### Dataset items
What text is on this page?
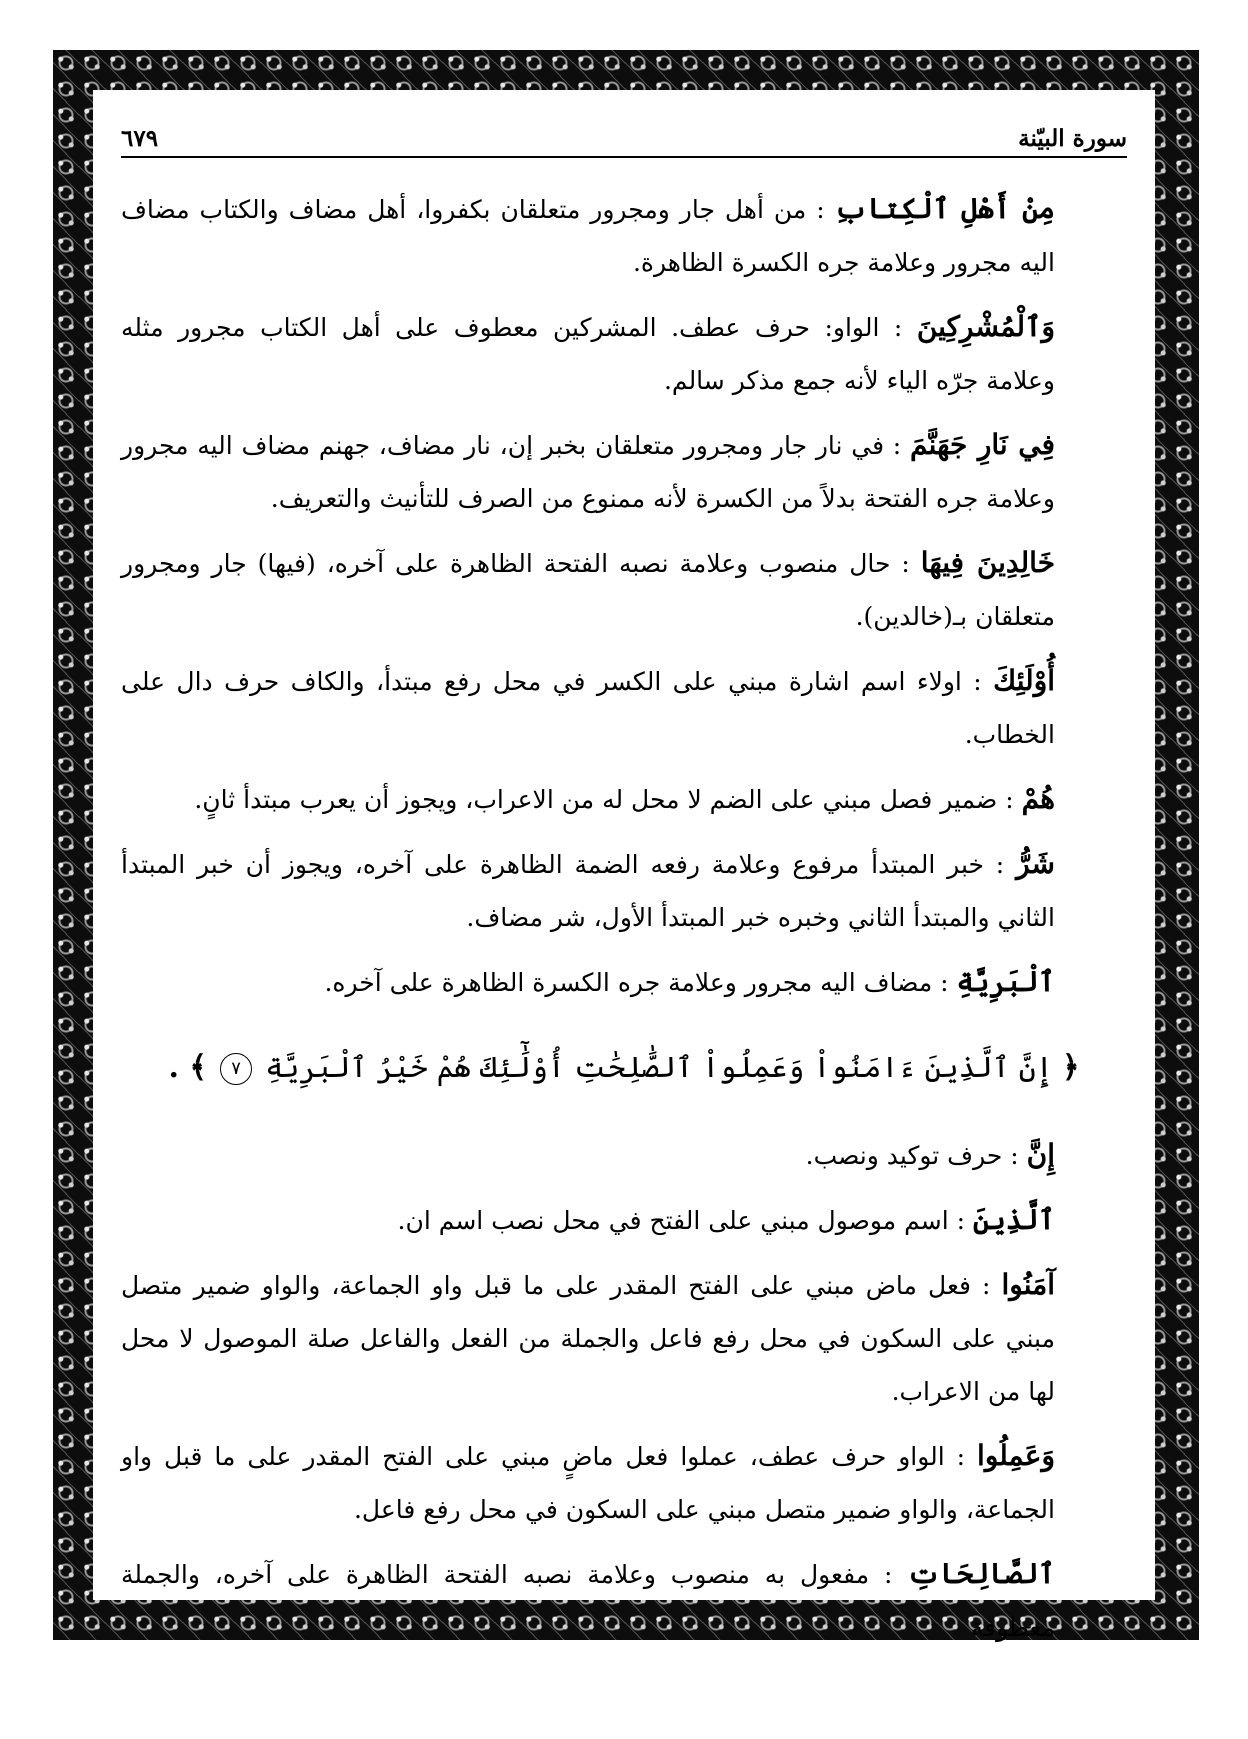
سورة البيّنة
٦٧٩

مِنْ أَهْلِ ٱلْكِتابِ : من أهل جار ومجرور متعلقان بكفروا، أهل مضاف والكتاب مضاف اليه مجرور وعلامة جره الكسرة الظاهرة.

وَٱلْمُشْرِكِينَ : الواو: حرف عطف. المشركين معطوف على أهل الكتاب مجرور مثله وعلامة جرّه الياء لأنه جمع مذكر سالم.

فِي نَارِ جَهَنَّمَ : في نار جار ومجرور متعلقان بخبر إن، نار مضاف، جهنم مضاف اليه مجرور وعلامة جره الفتحة بدلاً من الكسرة لأنه ممنوع من الصرف للتأنيث والتعريف.

خَالِدِينَ فِيهَا : حال منصوب وعلامة نصبه الفتحة الظاهرة على آخره، (فيها) جار ومجرور متعلقان بـ(خالدين).

أُوْلَئِكَ : اولاء اسم اشارة مبني على الكسر في محل رفع مبتدأ، والكاف حرف دال على الخطاب.

هُمْ : ضمير فصل مبني على الضم لا محل له من الاعراب، ويجوز أن يعرب مبتدأ ثانٍ.

شَرُّ : خبر المبتدأ مرفوع وعلامة رفعه الضمة الظاهرة على آخره، ويجوز أن خبر المبتدأ الثاني والمبتدأ الثاني وخبره خبر المبتدأ الأول، شر مضاف.

ٱلْبَرِيَّةِ : مضاف اليه مجرور وعلامة جره الكسرة الظاهرة على آخره.

﴿ إِنَّ ٱلَّذِينَ ءَامَنُواْ وَعَمِلُواْ ٱلصَّٰلِحَٰتِ أُوْلَٰٓئِكَ هُمْ خَيْرُ ٱلْبَرِيَّةِ ٧ ﴾ .

إِنَّ : حرف توكيد ونصب.

ٱلَّذِينَ : اسم موصول مبني على الفتح في محل نصب اسم ان.

آمَنُوا : فعل ماض مبني على الفتح المقدر على ما قبل واو الجماعة، والواو ضمير متصل مبني على السكون في محل رفع فاعل والجملة من الفعل والفاعل صلة الموصول لا محل لها من الاعراب.

وَعَمِلُوا : الواو حرف عطف، عملوا فعل ماضٍ مبني على الفتح المقدر على ما قبل واو الجماعة، والواو ضمير متصل مبني على السكون في محل رفع فاعل.

ٱلصَّالِحَاتِ : مفعول به منصوب وعلامة نصبه الفتحة الظاهرة على آخره، والجملة معطوفة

### EXERCISE GOAL
Every entry above is to be set down exactly; the pictures are to be left out.

### RIGHT ANSWER
What text is on this page?
سورة البيّنة
٦٧٩

مِنْ أَهْلِ ٱلْكِتابِ : من أهل جار ومجرور متعلقان بكفروا، أهل مضاف والكتاب مضاف اليه مجرور وعلامة جره الكسرة الظاهرة.

وَٱلْمُشْرِكِينَ : الواو: حرف عطف. المشركين معطوف على أهل الكتاب مجرور مثله وعلامة جرّه الياء لأنه جمع مذكر سالم.

فِي نَارِ جَهَنَّمَ : في نار جار ومجرور متعلقان بخبر إن، نار مضاف، جهنم مضاف اليه مجرور وعلامة جره الفتحة بدلاً من الكسرة لأنه ممنوع من الصرف للتأنيث والتعريف.

خَالِدِينَ فِيهَا : حال منصوب وعلامة نصبه الفتحة الظاهرة على آخره، (فيها) جار ومجرور متعلقان بـ(خالدين).

أُوْلَئِكَ : اولاء اسم اشارة مبني على الكسر في محل رفع مبتدأ، والكاف حرف دال على الخطاب.

هُمْ : ضمير فصل مبني على الضم لا محل له من الاعراب، ويجوز أن يعرب مبتدأ ثانٍ.

شَرُّ : خبر المبتدأ مرفوع وعلامة رفعه الضمة الظاهرة على آخره، ويجوز أن خبر المبتدأ الثاني والمبتدأ الثاني وخبره خبر المبتدأ الأول، شر مضاف.

ٱلْبَرِيَّةِ : مضاف اليه مجرور وعلامة جره الكسرة الظاهرة على آخره.

﴿ إِنَّ ٱلَّذِينَ ءَامَنُواْ وَعَمِلُواْ ٱلصَّٰلِحَٰتِ أُوْلَٰٓئِكَ هُمْ خَيْرُ ٱلْبَرِيَّةِ ٧ ﴾ .

إِنَّ : حرف توكيد ونصب.

ٱلَّذِينَ : اسم موصول مبني على الفتح في محل نصب اسم ان.

آمَنُوا : فعل ماض مبني على الفتح المقدر على ما قبل واو الجماعة، والواو ضمير متصل مبني على السكون في محل رفع فاعل والجملة من الفعل والفاعل صلة الموصول لا محل لها من الاعراب.

وَعَمِلُوا : الواو حرف عطف، عملوا فعل ماضٍ مبني على الفتح المقدر على ما قبل واو الجماعة، والواو ضمير متصل مبني على السكون في محل رفع فاعل.

ٱلصَّالِحَاتِ : مفعول به منصوب وعلامة نصبه الفتحة الظاهرة على آخره، والجملة معطوفة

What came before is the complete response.